#### Extracted records
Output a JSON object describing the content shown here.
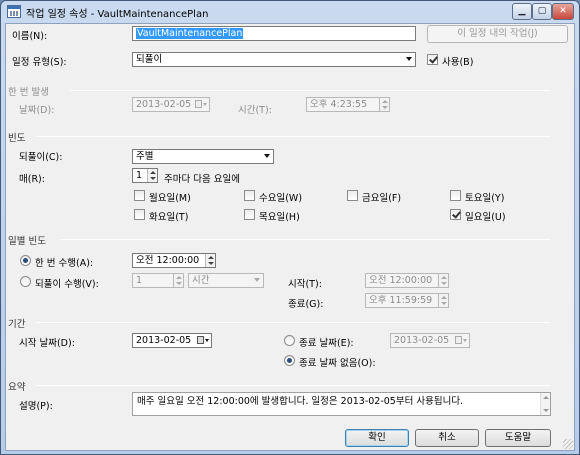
{
  "window": {
    "title": "작업 일정 속성 - VaultMaintenancePlan"
  },
  "name": {
    "label": "이름(N):",
    "value": "VaultMaintenancePlan",
    "jobs_button": "이 일정 내의 작업(J)"
  },
  "schedule_type": {
    "label": "일정 유형(S):",
    "value": "되풀이",
    "enabled_label": "사용(B)",
    "enabled": true
  },
  "one_time": {
    "title": "한 번 발생",
    "date_label": "날짜(D):",
    "date_value": "2013-02-05",
    "time_label": "시간(T):",
    "time_value": "오후  4:23:55"
  },
  "frequency": {
    "title": "빈도",
    "occurs_label": "되풀이(C):",
    "occurs_value": "주별",
    "every_label": "매(R):",
    "every_value": "1",
    "every_suffix": "주마다 다음 요일에",
    "days": [
      {
        "label": "월요일(M)",
        "checked": false
      },
      {
        "label": "수요일(W)",
        "checked": false
      },
      {
        "label": "금요일(F)",
        "checked": false
      },
      {
        "label": "토요일(Y)",
        "checked": false
      },
      {
        "label": "화요일(T)",
        "checked": false
      },
      {
        "label": "목요일(H)",
        "checked": false
      },
      {
        "label": "일요일(U)",
        "checked": true
      }
    ]
  },
  "daily": {
    "title": "일별 빈도",
    "once_label": "한 번 수행(A):",
    "once_value": "오전 12:00:00",
    "once_selected": true,
    "every_label": "되풀이 수행(V):",
    "every_value": "1",
    "every_unit": "시간",
    "every_selected": false,
    "start_label": "시작(T):",
    "start_value": "오전 12:00:00",
    "end_label": "종료(G):",
    "end_value": "오후 11:59:59"
  },
  "duration": {
    "title": "기간",
    "start_label": "시작 날짜(D):",
    "start_value": "2013-02-05",
    "end_label": "종료 날짜(E):",
    "end_value": "2013-02-05",
    "end_selected": false,
    "no_end_label": "종료 날짜 없음(O):",
    "no_end_selected": true
  },
  "summary": {
    "title": "요약",
    "desc_label": "설명(P):",
    "desc_value": "매주 일요일 오전 12:00:00에 발생합니다. 일정은 2013-02-05부터 사용됩니다."
  },
  "buttons": {
    "ok": "확인",
    "cancel": "취소",
    "help": "도움말"
  }
}
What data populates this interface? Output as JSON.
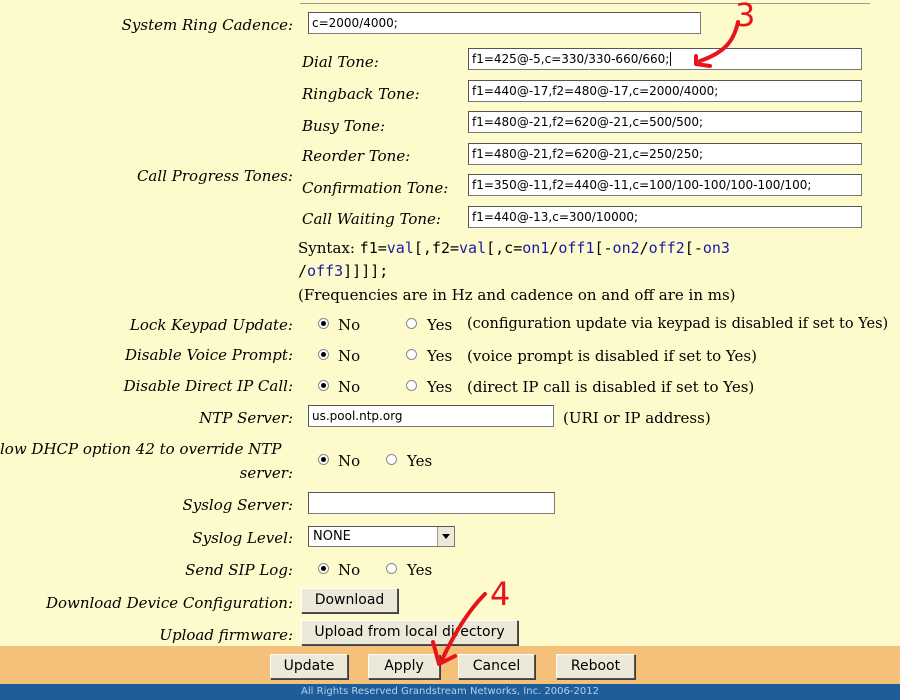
{
  "rows": {
    "system_ring_cadence": {
      "label": "System Ring Cadence:",
      "value": "c=2000/4000;"
    },
    "call_progress_tones": {
      "label": "Call Progress Tones:"
    },
    "tones": [
      {
        "label": "Dial Tone:",
        "value": "f1=425@-5,c=330/330-660/660;"
      },
      {
        "label": "Ringback Tone:",
        "value": "f1=440@-17,f2=480@-17,c=2000/4000;"
      },
      {
        "label": "Busy Tone:",
        "value": "f1=480@-21,f2=620@-21,c=500/500;"
      },
      {
        "label": "Reorder Tone:",
        "value": "f1=480@-21,f2=620@-21,c=250/250;"
      },
      {
        "label": "Confirmation Tone:",
        "value": "f1=350@-11,f2=440@-11,c=100/100-100/100-100/100;"
      },
      {
        "label": "Call Waiting Tone:",
        "value": "f1=440@-13,c=300/10000;"
      }
    ],
    "syntax": {
      "prefix": "Syntax: ",
      "parts": [
        "f1=",
        "val",
        "[,f2=",
        "val",
        "[,c=",
        "on1",
        "/",
        "off1",
        "[-",
        "on2",
        "/",
        "off2",
        "[-",
        "on3"
      ],
      "line2": [
        "/",
        "off3",
        "]]]];"
      ],
      "note": "(Frequencies are in Hz and cadence on and off are in ms)"
    },
    "lock_keypad": {
      "label": "Lock Keypad Update:",
      "no": "No",
      "yes": "Yes",
      "note": "(configuration update via keypad is disabled if set to Yes)",
      "selected": "No"
    },
    "disable_voice": {
      "label": "Disable Voice Prompt:",
      "no": "No",
      "yes": "Yes",
      "note": "(voice prompt is disabled if set to Yes)",
      "selected": "No"
    },
    "disable_direct_ip": {
      "label": "Disable Direct IP Call:",
      "no": "No",
      "yes": "Yes",
      "note": "(direct IP call is disabled if set to Yes)",
      "selected": "No"
    },
    "ntp_server": {
      "label": "NTP Server:",
      "value": "us.pool.ntp.org",
      "note": "(URI or IP address)"
    },
    "dhcp42": {
      "label_line1": "low DHCP option 42 to override NTP",
      "label_line2": "server:",
      "no": "No",
      "yes": "Yes",
      "selected": "No"
    },
    "syslog_server": {
      "label": "Syslog Server:",
      "value": ""
    },
    "syslog_level": {
      "label": "Syslog Level:",
      "value": "NONE"
    },
    "send_sip_log": {
      "label": "Send SIP Log:",
      "no": "No",
      "yes": "Yes",
      "selected": "No"
    },
    "download_config": {
      "label": "Download Device Configuration:",
      "button": "Download"
    },
    "upload_firmware": {
      "label": "Upload firmware:",
      "button": "Upload from local directory"
    }
  },
  "footer": {
    "buttons": {
      "update": "Update",
      "apply": "Apply",
      "cancel": "Cancel",
      "reboot": "Reboot"
    },
    "copyright": "All Rights Reserved Grandstream Networks, Inc. 2006-2012"
  },
  "annotations": {
    "step3": "3",
    "step4": "4"
  },
  "colors": {
    "page_bg": "#fdfbcb",
    "button_bar": "#f5c07a",
    "footer_bar": "#1d5d99",
    "annotation": "#e8141c"
  }
}
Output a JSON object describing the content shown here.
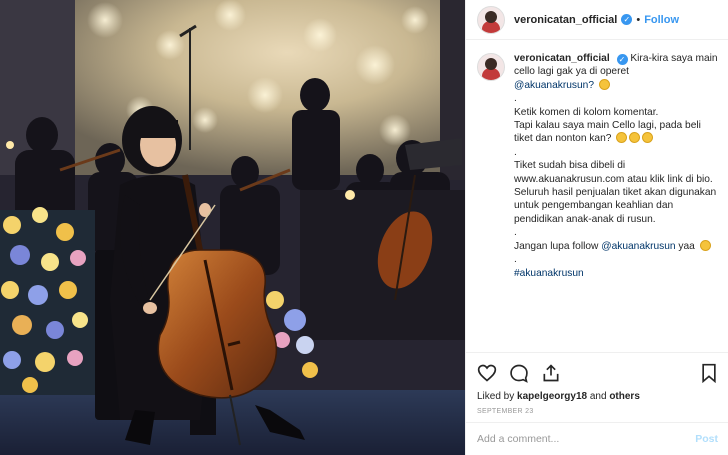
{
  "post": {
    "username": "veronicatan_official",
    "follow_label": "Follow",
    "dot": "•",
    "verified_glyph": "✓"
  },
  "caption": {
    "username": "veronicatan_official",
    "lines": [
      "Kira-kira saya main cello lagi gak ya di operet",
      "@akuanakrusun?",
      ".",
      "Ketik komen di kolom komentar.",
      "Tapi kalau saya main Cello lagi, pada beli tiket dan nonton kan?",
      ".",
      "Tiket sudah bisa dibeli di www.akuanakrusun.com atau klik link di bio.",
      "Seluruh hasil penjualan tiket akan digunakan untuk pengembangan keahlian dan pendidikan anak-anak di rusun.",
      ".",
      "Jangan lupa follow",
      "@akuanakrusun",
      "yaa",
      ".",
      "#akuanakrusun"
    ]
  },
  "actions": {
    "liked_prefix": "Liked by",
    "liked_user": "kapelgeorgy18",
    "liked_and": "and",
    "liked_others": "others",
    "date": "SEPTEMBER 23"
  },
  "comment_box": {
    "placeholder": "Add a comment...",
    "post_label": "Post"
  },
  "icons": {
    "like": "heart-icon",
    "comment": "comment-icon",
    "share": "share-icon",
    "save": "bookmark-icon"
  }
}
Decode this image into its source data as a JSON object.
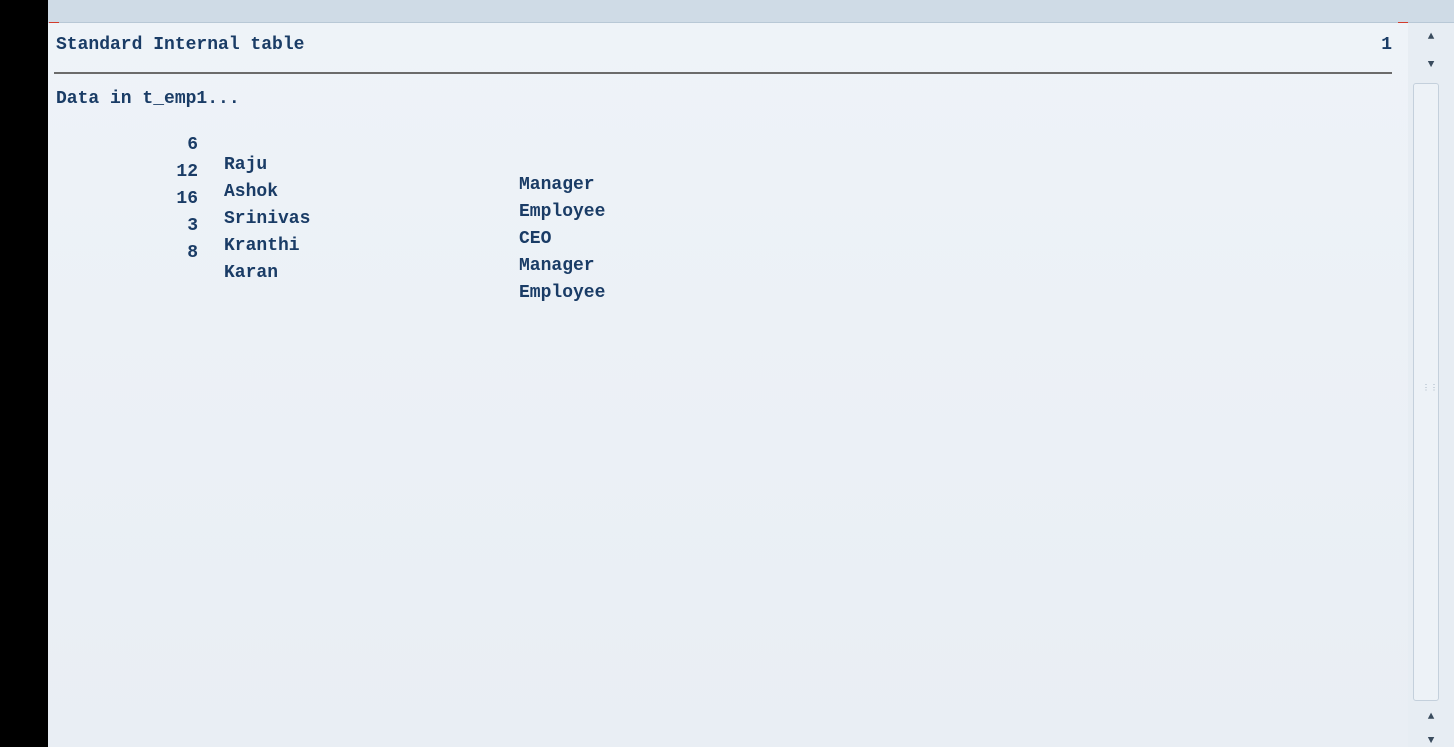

#### What you have to do
Go through the listing above and write it all out exactly, leaving out any picture.

#### Result
Output a JSON object describing the content shown here.
{
  "window": {
    "title": "작업 일정 속성 - VaultMaintenancePlan"
  },
  "name": {
    "label": "이름(N):",
    "value": "VaultMaintenancePlan",
    "jobs_button": "이 일정 내의 작업(J)"
  },
  "schedule_type": {
    "label": "일정 유형(S):",
    "value": "되풀이",
    "enabled_label": "사용(B)",
    "enabled": true
  },
  "one_time": {
    "title": "한 번 발생",
    "date_label": "날짜(D):",
    "date_value": "2013-02-05",
    "time_label": "시간(T):",
    "time_value": "오후  4:23:55"
  },
  "frequency": {
    "title": "빈도",
    "occurs_label": "되풀이(C):",
    "occurs_value": "주별",
    "every_label": "매(R):",
    "every_value": "1",
    "every_suffix": "주마다 다음 요일에",
    "days": [
      {
        "label": "월요일(M)",
        "checked": false
      },
      {
        "label": "수요일(W)",
        "checked": false
      },
      {
        "label": "금요일(F)",
        "checked": false
      },
      {
        "label": "토요일(Y)",
        "checked": false
      },
      {
        "label": "화요일(T)",
        "checked": false
      },
      {
        "label": "목요일(H)",
        "checked": false
      },
      {
        "label": "일요일(U)",
        "checked": true
      }
    ]
  },
  "daily": {
    "title": "일별 빈도",
    "once_label": "한 번 수행(A):",
    "once_value": "오전 12:00:00",
    "once_selected": true,
    "every_label": "되풀이 수행(V):",
    "every_value": "1",
    "every_unit": "시간",
    "every_selected": false,
    "start_label": "시작(T):",
    "start_value": "오전 12:00:00",
    "end_label": "종료(G):",
    "end_value": "오후 11:59:59"
  },
  "duration": {
    "title": "기간",
    "start_label": "시작 날짜(D):",
    "start_value": "2013-02-05",
    "end_label": "종료 날짜(E):",
    "end_value": "2013-02-05",
    "end_selected": false,
    "no_end_label": "종료 날짜 없음(O):",
    "no_end_selected": true
  },
  "summary": {
    "title": "요약",
    "desc_label": "설명(P):",
    "desc_value": "매주 일요일 오전 12:00:00에 발생합니다. 일정은 2013-02-05부터 사용됩니다."
  },
  "buttons": {
    "ok": "확인",
    "cancel": "취소",
    "help": "도움말"
  }
}
What data populates this interface? Output as JSON.
{
  "rows": {
    "system_ring_cadence": {
      "label": "System Ring Cadence:",
      "value": "c=2000/4000;"
    },
    "call_progress_tones": {
      "label": "Call Progress Tones:"
    },
    "tones": [
      {
        "label": "Dial Tone:",
        "value": "f1=425@-5,c=330/330-660/660;"
      },
      {
        "label": "Ringback Tone:",
        "value": "f1=440@-17,f2=480@-17,c=2000/4000;"
      },
      {
        "label": "Busy Tone:",
        "value": "f1=480@-21,f2=620@-21,c=500/500;"
      },
      {
        "label": "Reorder Tone:",
        "value": "f1=480@-21,f2=620@-21,c=250/250;"
      },
      {
        "label": "Confirmation Tone:",
        "value": "f1=350@-11,f2=440@-11,c=100/100-100/100-100/100;"
      },
      {
        "label": "Call Waiting Tone:",
        "value": "f1=440@-13,c=300/10000;"
      }
    ],
    "syntax": {
      "prefix": "Syntax: ",
      "parts": [
        "f1=",
        "val",
        "[,f2=",
        "val",
        "[,c=",
        "on1",
        "/",
        "off1",
        "[-",
        "on2",
        "/",
        "off2",
        "[-",
        "on3"
      ],
      "line2": [
        "/",
        "off3",
        "]]]];"
      ],
      "note": "(Frequencies are in Hz and cadence on and off are in ms)"
    },
    "lock_keypad": {
      "label": "Lock Keypad Update:",
      "no": "No",
      "yes": "Yes",
      "note": "(configuration update via keypad is disabled if set to Yes)",
      "selected": "No"
    },
    "disable_voice": {
      "label": "Disable Voice Prompt:",
      "no": "No",
      "yes": "Yes",
      "note": "(voice prompt is disabled if set to Yes)",
      "selected": "No"
    },
    "disable_direct_ip": {
      "label": "Disable Direct IP Call:",
      "no": "No",
      "yes": "Yes",
      "note": "(direct IP call is disabled if set to Yes)",
      "selected": "No"
    },
    "ntp_server": {
      "label": "NTP Server:",
      "value": "us.pool.ntp.org",
      "note": "(URI or IP address)"
    },
    "dhcp42": {
      "label_line1": "low DHCP option 42 to override NTP",
      "label_line2": "server:",
      "no": "No",
      "yes": "Yes",
      "selected": "No"
    },
    "syslog_server": {
      "label": "Syslog Server:",
      "value": ""
    },
    "syslog_level": {
      "label": "Syslog Level:",
      "value": "NONE"
    },
    "send_sip_log": {
      "label": "Send SIP Log:",
      "no": "No",
      "yes": "Yes",
      "selected": "No"
    },
    "download_config": {
      "label": "Download Device Configuration:",
      "button": "Download"
    },
    "upload_firmware": {
      "label": "Upload firmware:",
      "button": "Upload from local directory"
    }
  },
  "footer": {
    "buttons": {
      "update": "Update",
      "apply": "Apply",
      "cancel": "Cancel",
      "reboot": "Reboot"
    },
    "copyright": "All Rights Reserved Grandstream Networks, Inc. 2006-2012"
  },
  "annotations": {
    "step3": "3",
    "step4": "4"
  },
  "colors": {
    "page_bg": "#fdfbcb",
    "button_bar": "#f5c07a",
    "footer_bar": "#1d5d99",
    "annotation": "#e8141c"
  }
}
Output a JSON object describing the content shown here.
{
  "post": {
    "username": "veronicatan_official",
    "follow_label": "Follow",
    "dot": "•",
    "verified_glyph": "✓"
  },
  "caption": {
    "username": "veronicatan_official",
    "lines": [
      "Kira-kira saya main cello lagi gak ya di operet",
      "@akuanakrusun?",
      ".",
      "Ketik komen di kolom komentar.",
      "Tapi kalau saya main Cello lagi, pada beli tiket dan nonton kan?",
      ".",
      "Tiket sudah bisa dibeli di www.akuanakrusun.com atau klik link di bio.",
      "Seluruh hasil penjualan tiket akan digunakan untuk pengembangan keahlian dan pendidikan anak-anak di rusun.",
      ".",
      "Jangan lupa follow",
      "@akuanakrusun",
      "yaa",
      ".",
      "#akuanakrusun"
    ]
  },
  "actions": {
    "liked_prefix": "Liked by",
    "liked_user": "kapelgeorgy18",
    "liked_and": "and",
    "liked_others": "others",
    "date": "SEPTEMBER 23"
  },
  "comment_box": {
    "placeholder": "Add a comment...",
    "post_label": "Post"
  },
  "icons": {
    "like": "heart-icon",
    "comment": "comment-icon",
    "share": "share-icon",
    "save": "bookmark-icon"
  }
}
Decode this image into its source data as a JSON object.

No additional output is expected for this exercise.